— Start —
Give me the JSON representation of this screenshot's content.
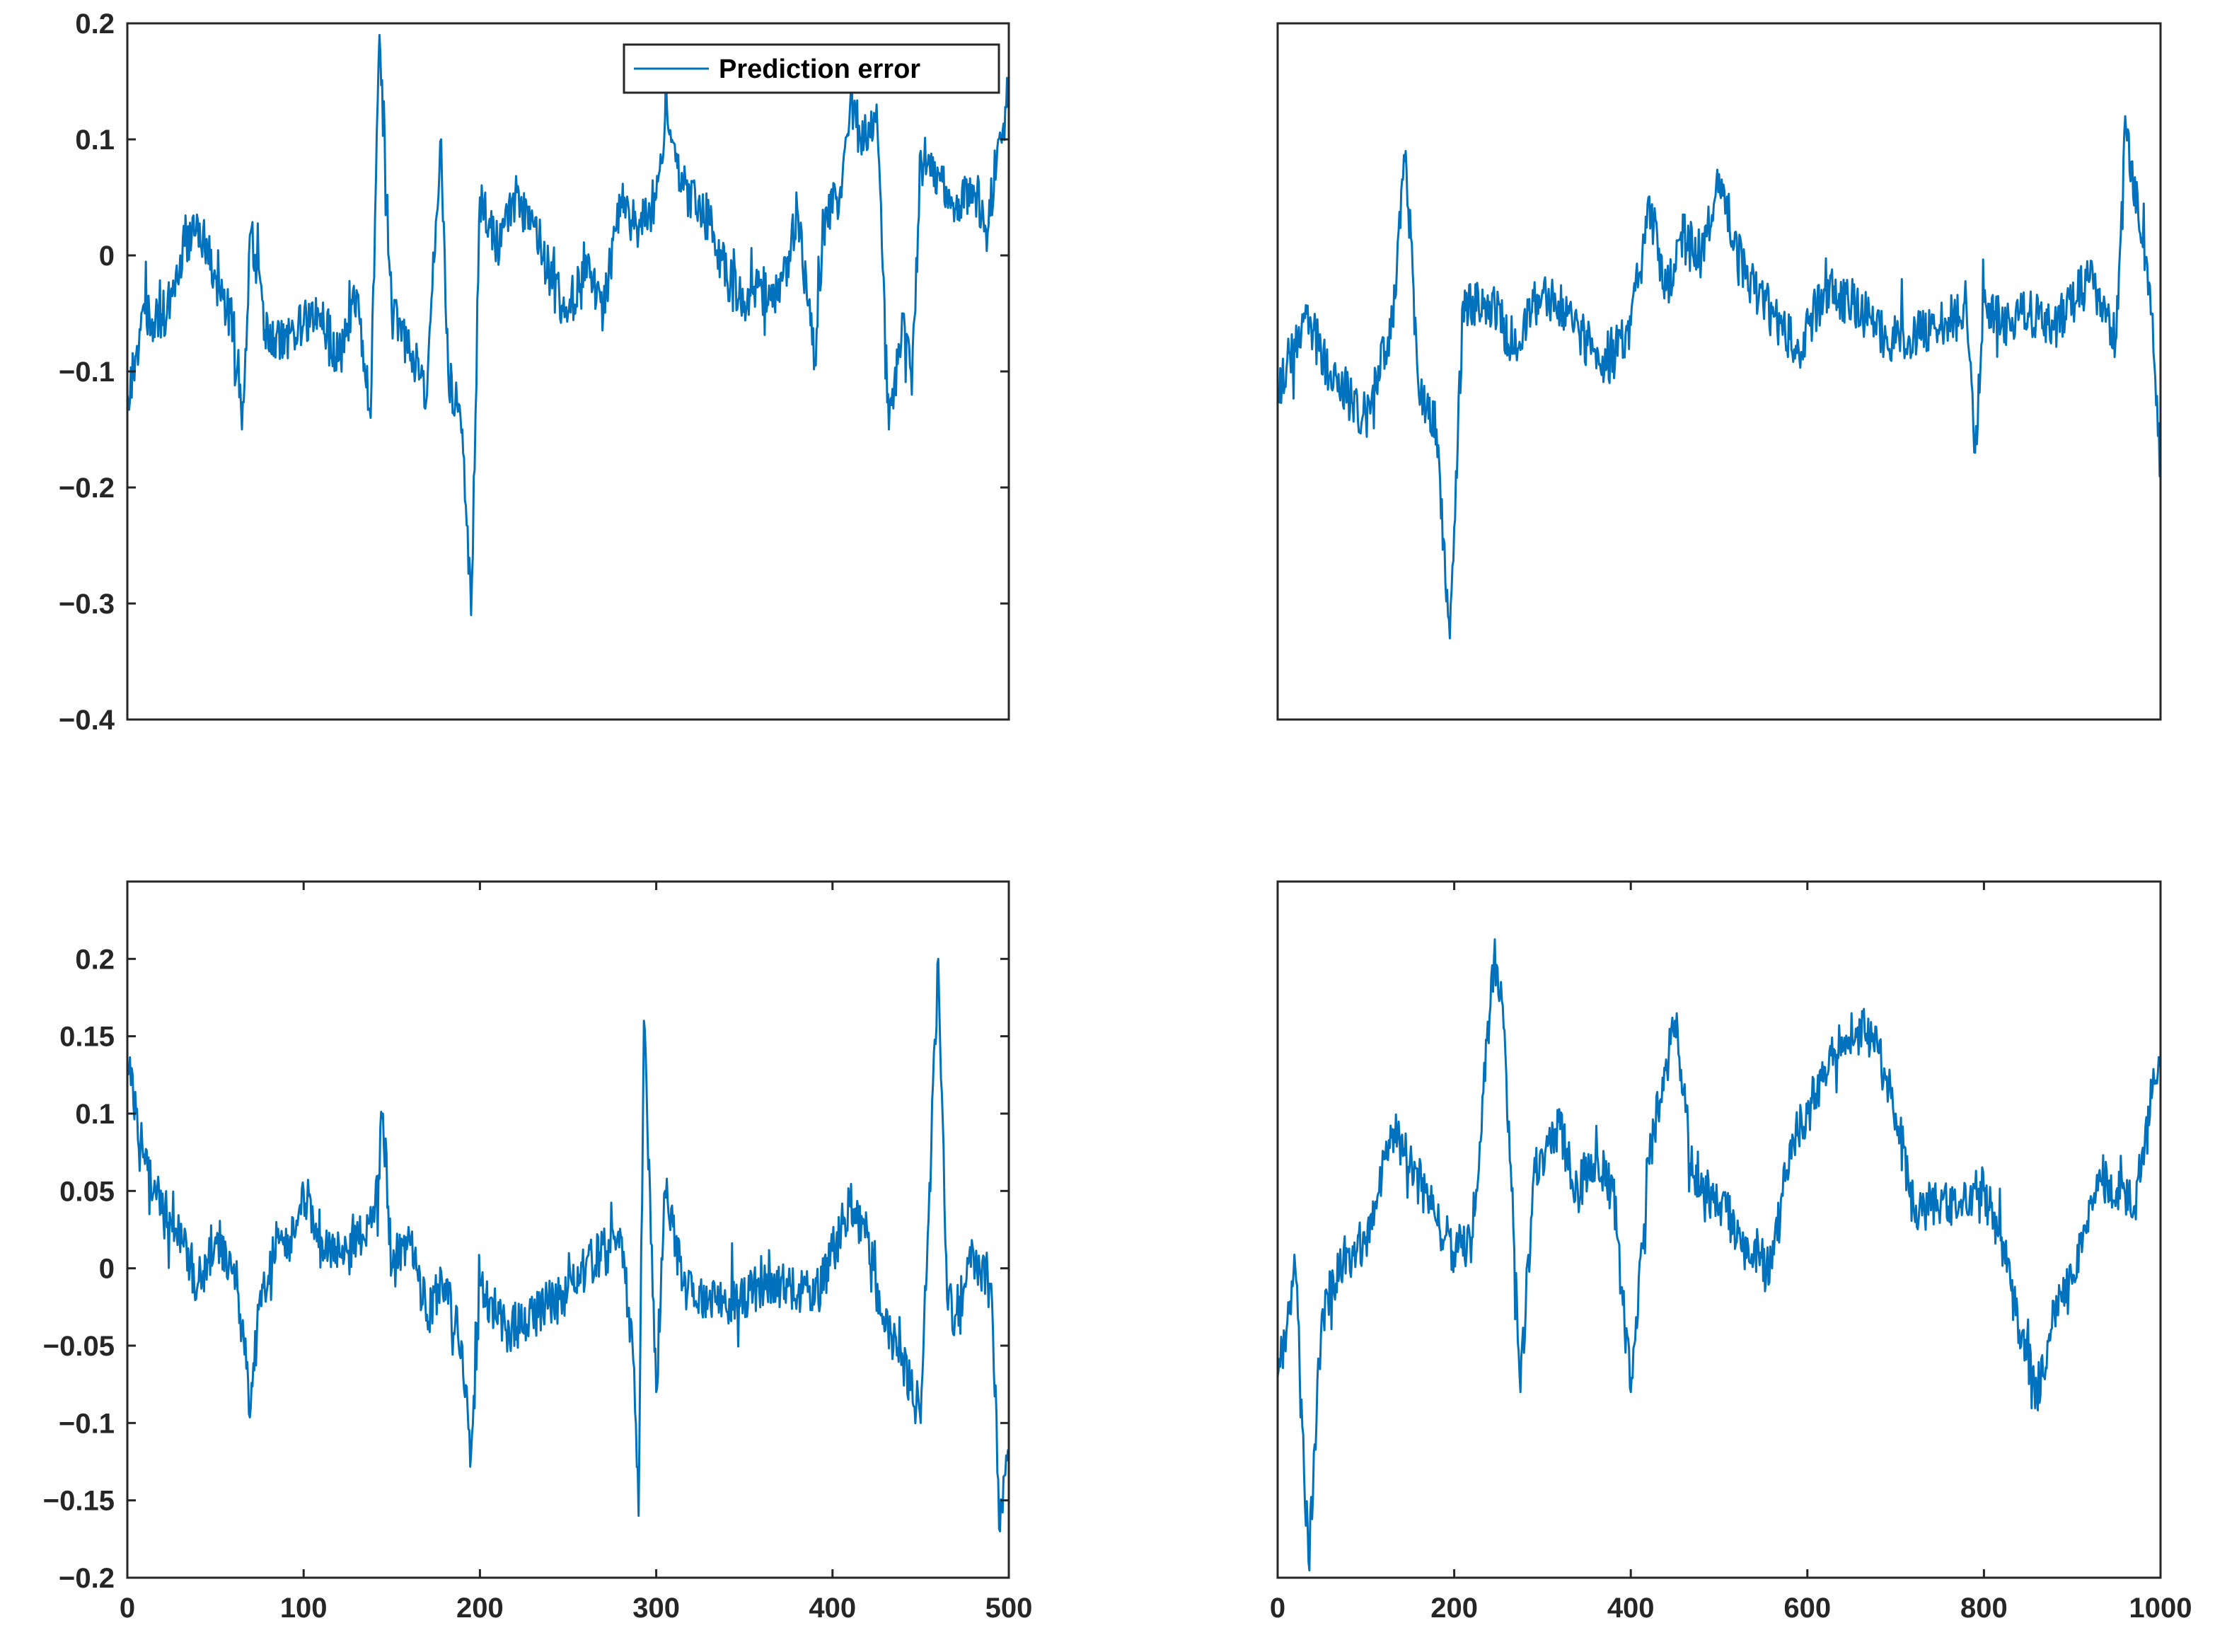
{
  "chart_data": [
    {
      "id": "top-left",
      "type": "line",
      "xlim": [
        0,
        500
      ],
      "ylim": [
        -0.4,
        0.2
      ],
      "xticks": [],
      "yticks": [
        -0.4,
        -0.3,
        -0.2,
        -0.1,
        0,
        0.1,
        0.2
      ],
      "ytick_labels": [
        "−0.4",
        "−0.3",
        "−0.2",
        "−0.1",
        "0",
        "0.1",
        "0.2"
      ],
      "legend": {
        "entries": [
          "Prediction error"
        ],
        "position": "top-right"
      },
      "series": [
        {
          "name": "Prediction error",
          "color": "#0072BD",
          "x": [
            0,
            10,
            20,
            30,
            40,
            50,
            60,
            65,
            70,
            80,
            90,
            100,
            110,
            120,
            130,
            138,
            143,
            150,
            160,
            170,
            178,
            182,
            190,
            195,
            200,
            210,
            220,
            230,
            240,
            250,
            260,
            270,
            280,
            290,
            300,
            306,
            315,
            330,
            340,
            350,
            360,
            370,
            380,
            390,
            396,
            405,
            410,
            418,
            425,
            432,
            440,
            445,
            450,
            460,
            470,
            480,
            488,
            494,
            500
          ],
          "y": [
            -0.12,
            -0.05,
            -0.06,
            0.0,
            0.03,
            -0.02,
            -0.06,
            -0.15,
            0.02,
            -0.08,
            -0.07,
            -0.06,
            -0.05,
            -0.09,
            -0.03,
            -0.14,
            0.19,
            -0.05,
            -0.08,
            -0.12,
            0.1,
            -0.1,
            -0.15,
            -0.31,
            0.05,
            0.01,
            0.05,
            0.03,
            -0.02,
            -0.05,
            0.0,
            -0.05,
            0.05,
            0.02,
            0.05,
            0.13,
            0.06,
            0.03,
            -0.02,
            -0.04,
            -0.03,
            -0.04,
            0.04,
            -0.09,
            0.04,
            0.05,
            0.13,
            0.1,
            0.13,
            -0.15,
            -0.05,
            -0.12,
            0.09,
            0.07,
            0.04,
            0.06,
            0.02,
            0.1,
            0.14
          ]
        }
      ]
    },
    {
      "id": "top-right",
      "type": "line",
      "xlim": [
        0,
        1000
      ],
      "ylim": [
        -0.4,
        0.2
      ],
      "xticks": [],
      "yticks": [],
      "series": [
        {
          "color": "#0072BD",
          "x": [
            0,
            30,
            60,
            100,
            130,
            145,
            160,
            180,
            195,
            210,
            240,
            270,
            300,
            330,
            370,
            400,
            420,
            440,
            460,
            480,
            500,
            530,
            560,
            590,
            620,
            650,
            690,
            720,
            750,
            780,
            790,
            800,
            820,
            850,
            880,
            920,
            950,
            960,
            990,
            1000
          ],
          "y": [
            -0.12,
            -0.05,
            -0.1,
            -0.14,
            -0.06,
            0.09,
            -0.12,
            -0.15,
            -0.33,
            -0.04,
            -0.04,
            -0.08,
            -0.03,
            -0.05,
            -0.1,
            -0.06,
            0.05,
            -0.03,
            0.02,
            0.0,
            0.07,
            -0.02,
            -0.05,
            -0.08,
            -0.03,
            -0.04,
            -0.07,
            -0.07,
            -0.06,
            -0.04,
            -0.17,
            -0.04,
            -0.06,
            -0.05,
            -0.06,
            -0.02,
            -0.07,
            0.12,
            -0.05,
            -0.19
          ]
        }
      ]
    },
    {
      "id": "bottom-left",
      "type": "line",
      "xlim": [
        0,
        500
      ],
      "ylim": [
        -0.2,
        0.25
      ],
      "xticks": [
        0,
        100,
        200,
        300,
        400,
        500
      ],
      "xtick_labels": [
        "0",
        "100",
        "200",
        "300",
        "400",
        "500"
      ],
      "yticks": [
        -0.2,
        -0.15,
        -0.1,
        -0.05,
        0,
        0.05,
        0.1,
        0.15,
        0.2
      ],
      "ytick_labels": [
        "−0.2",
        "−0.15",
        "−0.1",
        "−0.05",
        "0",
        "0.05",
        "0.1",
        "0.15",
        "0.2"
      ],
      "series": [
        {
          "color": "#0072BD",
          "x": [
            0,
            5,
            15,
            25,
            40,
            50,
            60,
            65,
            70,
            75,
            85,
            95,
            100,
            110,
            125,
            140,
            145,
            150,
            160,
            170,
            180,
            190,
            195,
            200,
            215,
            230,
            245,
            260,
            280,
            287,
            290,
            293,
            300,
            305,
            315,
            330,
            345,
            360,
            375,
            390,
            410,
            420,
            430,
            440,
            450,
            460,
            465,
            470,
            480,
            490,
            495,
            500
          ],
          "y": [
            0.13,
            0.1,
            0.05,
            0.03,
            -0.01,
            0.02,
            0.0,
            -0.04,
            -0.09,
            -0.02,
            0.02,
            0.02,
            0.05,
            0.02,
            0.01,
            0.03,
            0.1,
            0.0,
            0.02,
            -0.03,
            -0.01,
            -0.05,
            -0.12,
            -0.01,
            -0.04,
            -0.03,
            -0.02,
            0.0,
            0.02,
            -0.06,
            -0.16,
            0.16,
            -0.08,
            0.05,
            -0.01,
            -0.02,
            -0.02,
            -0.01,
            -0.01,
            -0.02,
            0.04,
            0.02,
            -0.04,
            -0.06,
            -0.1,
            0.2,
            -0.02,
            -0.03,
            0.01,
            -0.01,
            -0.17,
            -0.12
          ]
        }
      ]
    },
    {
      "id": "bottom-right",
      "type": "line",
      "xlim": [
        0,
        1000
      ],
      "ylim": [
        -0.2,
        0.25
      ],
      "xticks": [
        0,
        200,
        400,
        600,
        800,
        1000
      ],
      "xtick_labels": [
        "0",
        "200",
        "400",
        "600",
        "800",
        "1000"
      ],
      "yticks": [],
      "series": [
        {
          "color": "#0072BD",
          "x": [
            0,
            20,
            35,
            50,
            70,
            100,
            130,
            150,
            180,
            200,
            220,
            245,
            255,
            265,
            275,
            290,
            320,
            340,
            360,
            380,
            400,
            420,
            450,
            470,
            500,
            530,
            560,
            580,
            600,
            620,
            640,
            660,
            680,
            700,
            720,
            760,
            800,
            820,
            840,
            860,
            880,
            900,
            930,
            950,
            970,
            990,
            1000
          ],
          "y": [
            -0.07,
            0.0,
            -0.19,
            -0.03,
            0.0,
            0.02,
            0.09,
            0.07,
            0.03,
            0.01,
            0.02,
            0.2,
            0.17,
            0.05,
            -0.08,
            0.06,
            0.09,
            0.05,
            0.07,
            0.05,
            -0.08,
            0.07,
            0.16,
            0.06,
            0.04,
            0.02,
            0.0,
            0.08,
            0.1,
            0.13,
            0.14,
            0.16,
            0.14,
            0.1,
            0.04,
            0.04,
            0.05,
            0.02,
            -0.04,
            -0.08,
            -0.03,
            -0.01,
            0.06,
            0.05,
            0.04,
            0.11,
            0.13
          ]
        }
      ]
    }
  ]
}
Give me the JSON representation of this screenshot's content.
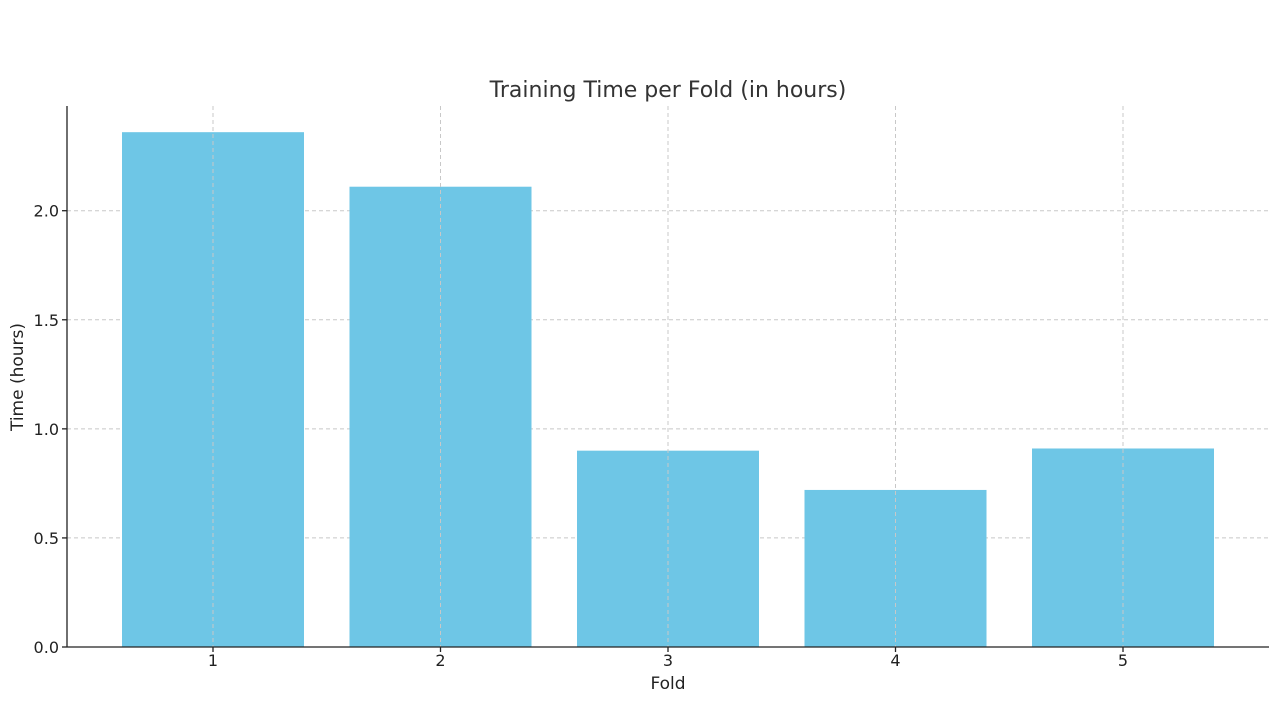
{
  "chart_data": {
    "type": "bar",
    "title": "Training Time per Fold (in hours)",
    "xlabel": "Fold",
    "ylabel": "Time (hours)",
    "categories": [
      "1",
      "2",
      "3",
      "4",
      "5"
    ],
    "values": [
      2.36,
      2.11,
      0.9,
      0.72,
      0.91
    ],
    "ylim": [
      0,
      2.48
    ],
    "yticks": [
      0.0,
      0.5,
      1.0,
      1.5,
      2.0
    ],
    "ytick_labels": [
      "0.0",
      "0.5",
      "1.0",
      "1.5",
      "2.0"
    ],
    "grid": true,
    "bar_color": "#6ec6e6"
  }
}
— End —
### AIM
Exclude the pictures, and transcribe all of the material exactly.

### COMPLETED TASK
Give me the JSON representation of this screenshot's content.
{
  "chart_data": [
    {
      "id": "top-left",
      "type": "line",
      "xlim": [
        0,
        500
      ],
      "ylim": [
        -0.4,
        0.2
      ],
      "xticks": [],
      "yticks": [
        -0.4,
        -0.3,
        -0.2,
        -0.1,
        0,
        0.1,
        0.2
      ],
      "ytick_labels": [
        "−0.4",
        "−0.3",
        "−0.2",
        "−0.1",
        "0",
        "0.1",
        "0.2"
      ],
      "legend": {
        "entries": [
          "Prediction error"
        ],
        "position": "top-right"
      },
      "series": [
        {
          "name": "Prediction error",
          "color": "#0072BD",
          "x": [
            0,
            10,
            20,
            30,
            40,
            50,
            60,
            65,
            70,
            80,
            90,
            100,
            110,
            120,
            130,
            138,
            143,
            150,
            160,
            170,
            178,
            182,
            190,
            195,
            200,
            210,
            220,
            230,
            240,
            250,
            260,
            270,
            280,
            290,
            300,
            306,
            315,
            330,
            340,
            350,
            360,
            370,
            380,
            390,
            396,
            405,
            410,
            418,
            425,
            432,
            440,
            445,
            450,
            460,
            470,
            480,
            488,
            494,
            500
          ],
          "y": [
            -0.12,
            -0.05,
            -0.06,
            0.0,
            0.03,
            -0.02,
            -0.06,
            -0.15,
            0.02,
            -0.08,
            -0.07,
            -0.06,
            -0.05,
            -0.09,
            -0.03,
            -0.14,
            0.19,
            -0.05,
            -0.08,
            -0.12,
            0.1,
            -0.1,
            -0.15,
            -0.31,
            0.05,
            0.01,
            0.05,
            0.03,
            -0.02,
            -0.05,
            0.0,
            -0.05,
            0.05,
            0.02,
            0.05,
            0.13,
            0.06,
            0.03,
            -0.02,
            -0.04,
            -0.03,
            -0.04,
            0.04,
            -0.09,
            0.04,
            0.05,
            0.13,
            0.1,
            0.13,
            -0.15,
            -0.05,
            -0.12,
            0.09,
            0.07,
            0.04,
            0.06,
            0.02,
            0.1,
            0.14
          ]
        }
      ]
    },
    {
      "id": "top-right",
      "type": "line",
      "xlim": [
        0,
        1000
      ],
      "ylim": [
        -0.4,
        0.2
      ],
      "xticks": [],
      "yticks": [],
      "series": [
        {
          "color": "#0072BD",
          "x": [
            0,
            30,
            60,
            100,
            130,
            145,
            160,
            180,
            195,
            210,
            240,
            270,
            300,
            330,
            370,
            400,
            420,
            440,
            460,
            480,
            500,
            530,
            560,
            590,
            620,
            650,
            690,
            720,
            750,
            780,
            790,
            800,
            820,
            850,
            880,
            920,
            950,
            960,
            990,
            1000
          ],
          "y": [
            -0.12,
            -0.05,
            -0.1,
            -0.14,
            -0.06,
            0.09,
            -0.12,
            -0.15,
            -0.33,
            -0.04,
            -0.04,
            -0.08,
            -0.03,
            -0.05,
            -0.1,
            -0.06,
            0.05,
            -0.03,
            0.02,
            0.0,
            0.07,
            -0.02,
            -0.05,
            -0.08,
            -0.03,
            -0.04,
            -0.07,
            -0.07,
            -0.06,
            -0.04,
            -0.17,
            -0.04,
            -0.06,
            -0.05,
            -0.06,
            -0.02,
            -0.07,
            0.12,
            -0.05,
            -0.19
          ]
        }
      ]
    },
    {
      "id": "bottom-left",
      "type": "line",
      "xlim": [
        0,
        500
      ],
      "ylim": [
        -0.2,
        0.25
      ],
      "xticks": [
        0,
        100,
        200,
        300,
        400,
        500
      ],
      "xtick_labels": [
        "0",
        "100",
        "200",
        "300",
        "400",
        "500"
      ],
      "yticks": [
        -0.2,
        -0.15,
        -0.1,
        -0.05,
        0,
        0.05,
        0.1,
        0.15,
        0.2
      ],
      "ytick_labels": [
        "−0.2",
        "−0.15",
        "−0.1",
        "−0.05",
        "0",
        "0.05",
        "0.1",
        "0.15",
        "0.2"
      ],
      "series": [
        {
          "color": "#0072BD",
          "x": [
            0,
            5,
            15,
            25,
            40,
            50,
            60,
            65,
            70,
            75,
            85,
            95,
            100,
            110,
            125,
            140,
            145,
            150,
            160,
            170,
            180,
            190,
            195,
            200,
            215,
            230,
            245,
            260,
            280,
            287,
            290,
            293,
            300,
            305,
            315,
            330,
            345,
            360,
            375,
            390,
            410,
            420,
            430,
            440,
            450,
            460,
            465,
            470,
            480,
            490,
            495,
            500
          ],
          "y": [
            0.13,
            0.1,
            0.05,
            0.03,
            -0.01,
            0.02,
            0.0,
            -0.04,
            -0.09,
            -0.02,
            0.02,
            0.02,
            0.05,
            0.02,
            0.01,
            0.03,
            0.1,
            0.0,
            0.02,
            -0.03,
            -0.01,
            -0.05,
            -0.12,
            -0.01,
            -0.04,
            -0.03,
            -0.02,
            0.0,
            0.02,
            -0.06,
            -0.16,
            0.16,
            -0.08,
            0.05,
            -0.01,
            -0.02,
            -0.02,
            -0.01,
            -0.01,
            -0.02,
            0.04,
            0.02,
            -0.04,
            -0.06,
            -0.1,
            0.2,
            -0.02,
            -0.03,
            0.01,
            -0.01,
            -0.17,
            -0.12
          ]
        }
      ]
    },
    {
      "id": "bottom-right",
      "type": "line",
      "xlim": [
        0,
        1000
      ],
      "ylim": [
        -0.2,
        0.25
      ],
      "xticks": [
        0,
        200,
        400,
        600,
        800,
        1000
      ],
      "xtick_labels": [
        "0",
        "200",
        "400",
        "600",
        "800",
        "1000"
      ],
      "yticks": [],
      "series": [
        {
          "color": "#0072BD",
          "x": [
            0,
            20,
            35,
            50,
            70,
            100,
            130,
            150,
            180,
            200,
            220,
            245,
            255,
            265,
            275,
            290,
            320,
            340,
            360,
            380,
            400,
            420,
            450,
            470,
            500,
            530,
            560,
            580,
            600,
            620,
            640,
            660,
            680,
            700,
            720,
            760,
            800,
            820,
            840,
            860,
            880,
            900,
            930,
            950,
            970,
            990,
            1000
          ],
          "y": [
            -0.07,
            0.0,
            -0.19,
            -0.03,
            0.0,
            0.02,
            0.09,
            0.07,
            0.03,
            0.01,
            0.02,
            0.2,
            0.17,
            0.05,
            -0.08,
            0.06,
            0.09,
            0.05,
            0.07,
            0.05,
            -0.08,
            0.07,
            0.16,
            0.06,
            0.04,
            0.02,
            0.0,
            0.08,
            0.1,
            0.13,
            0.14,
            0.16,
            0.14,
            0.1,
            0.04,
            0.04,
            0.05,
            0.02,
            -0.04,
            -0.08,
            -0.03,
            -0.01,
            0.06,
            0.05,
            0.04,
            0.11,
            0.13
          ]
        }
      ]
    }
  ]
}
Give me the JSON representation of this screenshot's content.
{
  "chart_data": {
    "type": "bar",
    "title": "Training Time per Fold (in hours)",
    "xlabel": "Fold",
    "ylabel": "Time (hours)",
    "categories": [
      "1",
      "2",
      "3",
      "4",
      "5"
    ],
    "values": [
      2.36,
      2.11,
      0.9,
      0.72,
      0.91
    ],
    "ylim": [
      0,
      2.48
    ],
    "yticks": [
      0.0,
      0.5,
      1.0,
      1.5,
      2.0
    ],
    "ytick_labels": [
      "0.0",
      "0.5",
      "1.0",
      "1.5",
      "2.0"
    ],
    "grid": true,
    "bar_color": "#6ec6e6"
  }
}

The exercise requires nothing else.